__Work instruction__
The lines to copy are those in the listing that hold the word "Herrenreiten".
╭─ Material for the task
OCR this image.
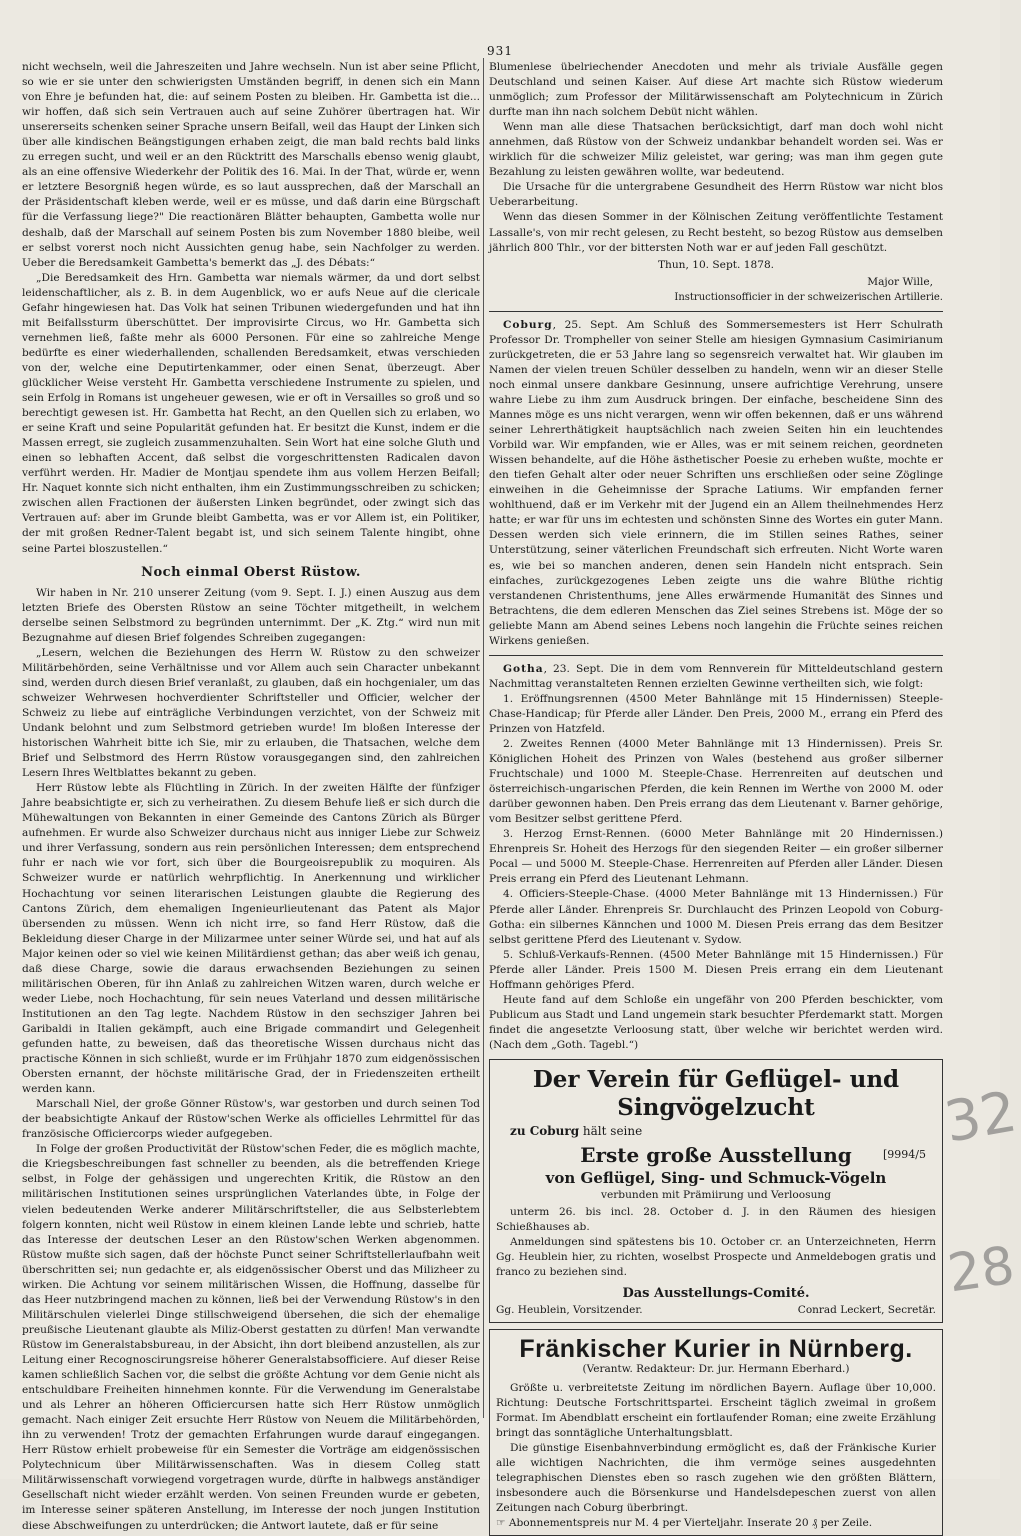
931

nicht wechseln, weil die Jahreszeiten und Jahre wechseln. Nun ist aber seine Pflicht, so wie er sie unter den schwierigsten Umständen begriff, in denen sich ein Mann von Ehre je befunden hat, die: auf seinem Posten zu bleiben. Hr. Gambetta ist die... wir hoffen, daß sich sein Vertrauen auch auf seine Zuhörer übertragen hat. Wir unsererseits schenken seiner Sprache unsern Beifall, weil das Haupt der Linken sich über alle kindischen Beängstigungen erhaben zeigt, die man bald rechts bald links zu erregen sucht, und weil er an den Rücktritt des Marschalls ebenso wenig glaubt, als an eine offensive Wiederkehr der Politik des 16. Mai. In der That, würde er, wenn er letztere Besorgniß hegen würde, es so laut aussprechen, daß der Marschall an der Präsidentschaft kleben werde, weil er es müsse, und daß darin eine Bürgschaft für die Verfassung liege?" Die reactionären Blätter behaupten, Gambetta wolle nur deshalb, daß der Marschall auf seinem Posten bis zum November 1880 bleibe, weil er selbst vorerst noch nicht Aussichten genug habe, sein Nachfolger zu werden. Ueber die Beredsamkeit Gambetta's bemerkt das „J. des Débats:“

„Die Beredsamkeit des Hrn. Gambetta war niemals wärmer, da und dort selbst leidenschaftlicher, als z. B. in dem Augenblick, wo er aufs Neue auf die clericale Gefahr hingewiesen hat. Das Volk hat seinen Tribunen wiedergefunden und hat ihn mit Beifallssturm überschüttet. Der improvisirte Circus, wo Hr. Gambetta sich vernehmen ließ, faßte mehr als 6000 Personen. Für eine so zahlreiche Menge bedürfte es einer wiederhallenden, schallenden Beredsamkeit, etwas verschieden von der, welche eine Deputirtenkammer, oder einen Senat, überzeugt. Aber glücklicher Weise versteht Hr. Gambetta verschiedene Instrumente zu spielen, und sein Erfolg in Romans ist ungeheuer gewesen, wie er oft in Versailles so groß und so berechtigt gewesen ist. Hr. Gambetta hat Recht, an den Quellen sich zu erlaben, wo er seine Kraft und seine Popularität gefunden hat. Er besitzt die Kunst, indem er die Massen erregt, sie zugleich zusammenzuhalten. Sein Wort hat eine solche Gluth und einen so lebhaften Accent, daß selbst die vorgeschrittensten Radicalen davon verführt werden. Hr. Madier de Montjau spendete ihm aus vollem Herzen Beifall; Hr. Naquet konnte sich nicht enthalten, ihm ein Zustimmungsschreiben zu schicken; zwischen allen Fractionen der äußersten Linken begründet, oder zwingt sich das Vertrauen auf: aber im Grunde bleibt Gambetta, was er vor Allem ist, ein Politiker, der mit großen Redner-Talent begabt ist, und sich seinem Talente hingibt, ohne seine Partei bloszustellen.“

Noch einmal Oberst Rüstow.

Wir haben in Nr. 210 unserer Zeitung (vom 9. Sept. I. J.) einen Auszug aus dem letzten Briefe des Obersten Rüstow an seine Töchter mitgetheilt, in welchem derselbe seinen Selbstmord zu begründen unternimmt. Der „K. Ztg.“ wird nun mit Bezugnahme auf diesen Brief folgendes Schreiben zugegangen:

„Lesern, welchen die Beziehungen des Herrn W. Rüstow zu den schweizer Militärbehörden, seine Verhältnisse und vor Allem auch sein Character unbekannt sind, werden durch diesen Brief veranlaßt, zu glauben, daß ein hochgenialer, um das schweizer Wehrwesen hochverdienter Schriftsteller und Officier, welcher der Schweiz zu liebe auf einträgliche Verbindungen verzichtet, von der Schweiz mit Undank belohnt und zum Selbstmord getrieben wurde! Im bloßen Interesse der historischen Wahrheit bitte ich Sie, mir zu erlauben, die Thatsachen, welche dem Brief und Selbstmord des Herrn Rüstow vorausgegangen sind, den zahlreichen Lesern Ihres Weltblattes bekannt zu geben.

Herr Rüstow lebte als Flüchtling in Zürich. In der zweiten Hälfte der fünfziger Jahre beabsichtigte er, sich zu verheirathen. Zu diesem Behufe ließ er sich durch die Mühewaltungen von Bekannten in einer Gemeinde des Cantons Zürich als Bürger aufnehmen. Er wurde also Schweizer durchaus nicht aus inniger Liebe zur Schweiz und ihrer Verfassung, sondern aus rein persönlichen Interessen; dem entsprechend fuhr er nach wie vor fort, sich über die Bourgeoisrepublik zu moquiren. Als Schweizer wurde er natürlich wehrpflichtig. In Anerkennung und wirklicher Hochachtung vor seinen literarischen Leistungen glaubte die Regierung des Cantons Zürich, dem ehemaligen Ingenieurlieutenant das Patent als Major übersenden zu müssen. Wenn ich nicht irre, so fand Herr Rüstow, daß die Bekleidung dieser Charge in der Milizarmee unter seiner Würde sei, und hat auf als Major keinen oder so viel wie keinen Militärdienst gethan; das aber weiß ich genau, daß diese Charge, sowie die daraus erwachsenden Beziehungen zu seinen militärischen Oberen, für ihn Anlaß zu zahlreichen Witzen waren, durch welche er weder Liebe, noch Hochachtung, für sein neues Vaterland und dessen militärische Institutionen an den Tag legte. Nachdem Rüstow in den sechsziger Jahren bei Garibaldi in Italien gekämpft, auch eine Brigade commandirt und Gelegenheit gefunden hatte, zu beweisen, daß das theoretische Wissen durchaus nicht das practische Können in sich schließt, wurde er im Frühjahr 1870 zum eidgenössischen Obersten ernannt, der höchste militärische Grad, der in Friedenszeiten ertheilt werden kann.

Marschall Niel, der große Gönner Rüstow's, war gestorben und durch seinen Tod der beabsichtigte Ankauf der Rüstow'schen Werke als officielles Lehrmittel für das französische Officiercorps wieder aufgegeben.

In Folge der großen Productivität der Rüstow'schen Feder, die es möglich machte, die Kriegsbeschreibungen fast schneller zu beenden, als die betreffenden Kriege selbst, in Folge der gehässigen und ungerechten Kritik, die Rüstow an den militärischen Institutionen seines ursprünglichen Vaterlandes übte, in Folge der vielen bedeutenden Werke anderer Militärschriftsteller, die aus Selbsterlebtem folgern konnten, nicht weil Rüstow in einem kleinen Lande lebte und schrieb, hatte das Interesse der deutschen Leser an den Rüstow'schen Werken abgenommen. Rüstow mußte sich sagen, daß der höchste Punct seiner Schriftstellerlaufbahn weit überschritten sei; nun gedachte er, als eidgenössischer Oberst und das Milizheer zu wirken. Die Achtung vor seinem militärischen Wissen, die Hoffnung, dasselbe für das Heer nutzbringend machen zu können, ließ bei der Verwendung Rüstow's in den Militärschulen vielerlei Dinge stillschweigend übersehen, die sich der ehemalige preußische Lieutenant glaubte als Miliz-Oberst gestatten zu dürfen! Man verwandte Rüstow im Generalstabsbureau, in der Absicht, ihn dort bleibend anzustellen, als zur Leitung einer Recognoscirungsreise höherer Generalstabsofficiere. Auf dieser Reise kamen schließlich Sachen vor, die selbst die größte Achtung vor dem Genie nicht als entschuldbare Freiheiten hinnehmen konnte. Für die Verwendung im Generalstabe und als Lehrer an höheren Officiercursen hatte sich Herr Rüstow unmöglich gemacht. Nach einiger Zeit ersuchte Herr Rüstow von Neuem die Militärbehörden, ihn zu verwenden! Trotz der gemachten Erfahrungen wurde darauf eingegangen. Herr Rüstow erhielt probeweise für ein Semester die Vorträge am eidgenössischen Polytechnicum über Militärwissenschaften. Was in diesem Colleg statt Militärwissenschaft vorwiegend vorgetragen wurde, dürfte in halbwegs anständiger Gesellschaft nicht wieder erzählt werden. Von seinen Freunden wurde er gebeten, im Interesse seiner späteren Anstellung, im Interesse der noch jungen Institution diese Abschweifungen zu unterdrücken; die Antwort lautete, daß er für seine

Blumenlese übelriechender Anecdoten und mehr als triviale Ausfälle gegen Deutschland und seinen Kaiser. Auf diese Art machte sich Rüstow wiederum unmöglich; zum Professor der Militärwissenschaft am Polytechnicum in Zürich durfte man ihn nach solchem Debüt nicht wählen.

Wenn man alle diese Thatsachen berücksichtigt, darf man doch wohl nicht annehmen, daß Rüstow von der Schweiz undankbar behandelt worden sei. Was er wirklich für die schweizer Miliz geleistet, war gering; was man ihm gegen gute Bezahlung zu leisten gewähren wollte, war bedeutend.

Die Ursache für die untergrabene Gesundheit des Herrn Rüstow war nicht blos Ueberarbeitung.

Wenn das diesen Sommer in der Kölnischen Zeitung veröffentlichte Testament Lassalle's, von mir recht gelesen, zu Recht besteht, so bezog Rüstow aus demselben jährlich 800 Thlr., vor der bittersten Noth war er auf jeden Fall geschützt.

Thun, 10. Sept. 1878.

Major Wille,

Instructionsofficier in der schweizerischen Artillerie.

Coburg, 25. Sept. Am Schluß des Sommersemesters ist Herr Schulrath Professor Dr. Trompheller von seiner Stelle am hiesigen Gymnasium Casimirianum zurückgetreten, die er 53 Jahre lang so segensreich verwaltet hat. Wir glauben im Namen der vielen treuen Schüler desselben zu handeln, wenn wir an dieser Stelle noch einmal unsere dankbare Gesinnung, unsere aufrichtige Verehrung, unsere wahre Liebe zu ihm zum Ausdruck bringen. Der einfache, bescheidene Sinn des Mannes möge es uns nicht verargen, wenn wir offen bekennen, daß er uns während seiner Lehrerthätigkeit hauptsächlich nach zweien Seiten hin ein leuchtendes Vorbild war. Wir empfanden, wie er Alles, was er mit seinem reichen, geordneten Wissen behandelte, auf die Höhe ästhetischer Poesie zu erheben wußte, mochte er den tiefen Gehalt alter oder neuer Schriften uns erschließen oder seine Zöglinge einweihen in die Geheimnisse der Sprache Latiums. Wir empfanden ferner wohlthuend, daß er im Verkehr mit der Jugend ein an Allem theilnehmendes Herz hatte; er war für uns im echtesten und schönsten Sinne des Wortes ein guter Mann. Dessen werden sich viele erinnern, die im Stillen seines Rathes, seiner Unterstützung, seiner väterlichen Freundschaft sich erfreuten. Nicht Worte waren es, wie bei so manchen anderen, denen sein Handeln nicht entsprach. Sein einfaches, zurückgezogenes Leben zeigte uns die wahre Blüthe richtig verstandenen Christenthums, jene Alles erwärmende Humanität des Sinnes und Betrachtens, die dem edleren Menschen das Ziel seines Strebens ist. Möge der so geliebte Mann am Abend seines Lebens noch langehin die Früchte seines reichen Wirkens genießen.

Gotha, 23. Sept. Die in dem vom Rennverein für Mitteldeutschland gestern Nachmittag veranstalteten Rennen erzielten Gewinne vertheilten sich, wie folgt:

1. Eröffnungsrennen (4500 Meter Bahnlänge mit 15 Hindernissen) Steeple-Chase-Handicap; für Pferde aller Länder. Den Preis, 2000 M., errang ein Pferd des Prinzen von Hatzfeld.

2. Zweites Rennen (4000 Meter Bahnlänge mit 13 Hindernissen). Preis Sr. Königlichen Hoheit des Prinzen von Wales (bestehend aus großer silberner Fruchtschale) und 1000 M. Steeple-Chase. Herrenreiten auf deutschen und österreichisch-ungarischen Pferden, die kein Rennen im Werthe von 2000 M. oder darüber gewonnen haben. Den Preis errang das dem Lieutenant v. Barner gehörige, vom Besitzer selbst gerittene Pferd.

3. Herzog Ernst-Rennen. (6000 Meter Bahnlänge mit 20 Hindernissen.) Ehrenpreis Sr. Hoheit des Herzogs für den siegenden Reiter — ein großer silberner Pocal — und 5000 M. Steeple-Chase. Herrenreiten auf Pferden aller Länder. Diesen Preis errang ein Pferd des Lieutenant Lehmann.

4. Officiers-Steeple-Chase. (4000 Meter Bahnlänge mit 13 Hindernissen.) Für Pferde aller Länder. Ehrenpreis Sr. Durchlaucht des Prinzen Leopold von Coburg-Gotha: ein silbernes Kännchen und 1000 M. Diesen Preis errang das dem Besitzer selbst gerittene Pferd des Lieutenant v. Sydow.

5. Schluß-Verkaufs-Rennen. (4500 Meter Bahnlänge mit 15 Hindernissen.) Für Pferde aller Länder. Preis 1500 M. Diesen Preis errang ein dem Lieutenant Hoffmann gehöriges Pferd.

Heute fand auf dem Schloße ein ungefähr von 200 Pferden beschickter, vom Publicum aus Stadt und Land ungemein stark besuchter Pferdemarkt statt. Morgen findet die angesetzte Verloosung statt, über welche wir berichtet werden wird. (Nach dem „Goth. Tagebl.“)

Der Verein für Geflügel- und Singvögelzucht

zu Coburg hält seine

Erste große Ausstellung	[9994/5
von Geflügel, Sing- und Schmuck-Vögeln
verbunden mit Prämiirung und Verloosung

unterm 26. bis incl. 28. October d. J. in den Räumen des hiesigen Schießhauses ab.

Anmeldungen sind spätestens bis 10. October cr. an Unterzeichneten, Herrn Gg. Heublein hier, zu richten, woselbst Prospecte und Anmeldebogen gratis und franco zu beziehen sind.

Das Ausstellungs-Comité.
Gg. Heublein, Vorsitzender.	Conrad Leckert, Secretär.
Fränkischer Kurier in Nürnberg.
(Verantw. Redakteur: Dr. jur. Hermann Eberhard.)

Größte u. verbreitetste Zeitung im nördlichen Bayern. Auflage über 10,000. Richtung: Deutsche Fortschrittspartei. Erscheint täglich zweimal in großem Format. Im Abendblatt erscheint ein fortlaufender Roman; eine zweite Erzählung bringt das sonntägliche Unterhaltungsblatt.

Die günstige Eisenbahnverbindung ermöglicht es, daß der Fränkische Kurier alle wichtigen Nachrichten, die ihm vermöge seines ausgedehnten telegraphischen Dienstes eben so rasch zugehen wie den größten Blättern, insbesondere auch die Börsenkurse und Handelsdepeschen zuerst von allen Zeitungen nach Coburg überbringt.

☞ Abonnementspreis nur M. 4 per Vierteljahr. Inserate 20 ₰ per Zeile.

32
28
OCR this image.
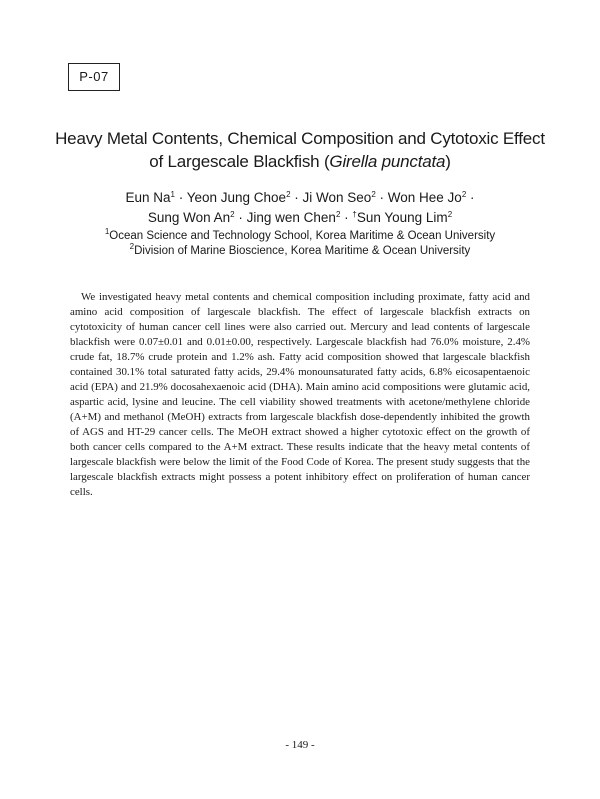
P-07
Heavy Metal Contents, Chemical Composition and Cytotoxic Effect
of Largescale Blackfish (Girella punctata)
Eun $Na^1$ · Yeon Jung Choe$^2$ · Ji Won Seo$^2$ · Won Hee $Jo^2$ ·
Sung Won $An^2$ · Jing wen Chen$^2$ · †Sun Young Lim$^2$
$^1$Ocean Science and Technology School, Korea Maritime & Ocean University
$^2$Division of Marine Bioscience, Korea Maritime & Ocean University

We investigated heavy metal contents and chemical composition including proximate, fatty acid and amino acid composition of largescale blackfish. The effect of largescale blackfish extracts on cytotoxicity of human cancer cell lines were also carried out. Mercury and lead contents of largescale blackfish were 0.07±0.01 and 0.01±0.00, respectively. Largescale blackfish had 76.0% moisture, 2.4% crude fat, 18.7% crude protein and 1.2% ash. Fatty acid composition showed that largescale blackfish contained 30.1% total saturated fatty acids, 29.4% monounsaturated fatty acids, 6.8% eicosapentaenoic acid (EPA) and 21.9% docosahexaenoic acid (DHA). Main amino acid compositions were glutamic acid, aspartic acid, lysine and leucine. The cell viability showed treatments with acetone/methylene chloride (A+M) and methanol (MeOH) extracts from largescale blackfish dose-dependently inhibited the growth of AGS and HT-29 cancer cells. The MeOH extract showed a higher cytotoxic effect on the growth of both cancer cells compared to the A+M extract. These results indicate that the heavy metal contents of largescale blackfish were below the limit of the Food Code of Korea. The present study suggests that the largescale blackfish extracts might possess a potent inhibitory effect on proliferation of human cancer cells.

- 149 -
╰─
__Reply to the task__
2. Zweites Rennen (4000 Meter Bahnlänge mit 13 Hindernissen). Preis Sr. Königlichen Hoheit des Prinzen von Wales (bestehend aus großer silberner Fruchtschale) und 1000 M. Steeple-Chase. Herrenreiten auf deutschen und österreichisch-ungarischen Pferden, die kein Rennen im Werthe von 2000 M. oder darüber gewonnen haben. Den Preis errang das dem Lieutenant v. Barner gehörige, vom Besitzer selbst gerittene Pferd.
3. Herzog Ernst-Rennen. (6000 Meter Bahnlänge mit 20 Hindernissen.) Ehrenpreis Sr. Hoheit des Herzogs für den siegenden Reiter — ein großer silberner Pocal — und 5000 M. Steeple-Chase. Herrenreiten auf Pferden aller Länder. Diesen Preis errang ein Pferd des Lieutenant Lehmann.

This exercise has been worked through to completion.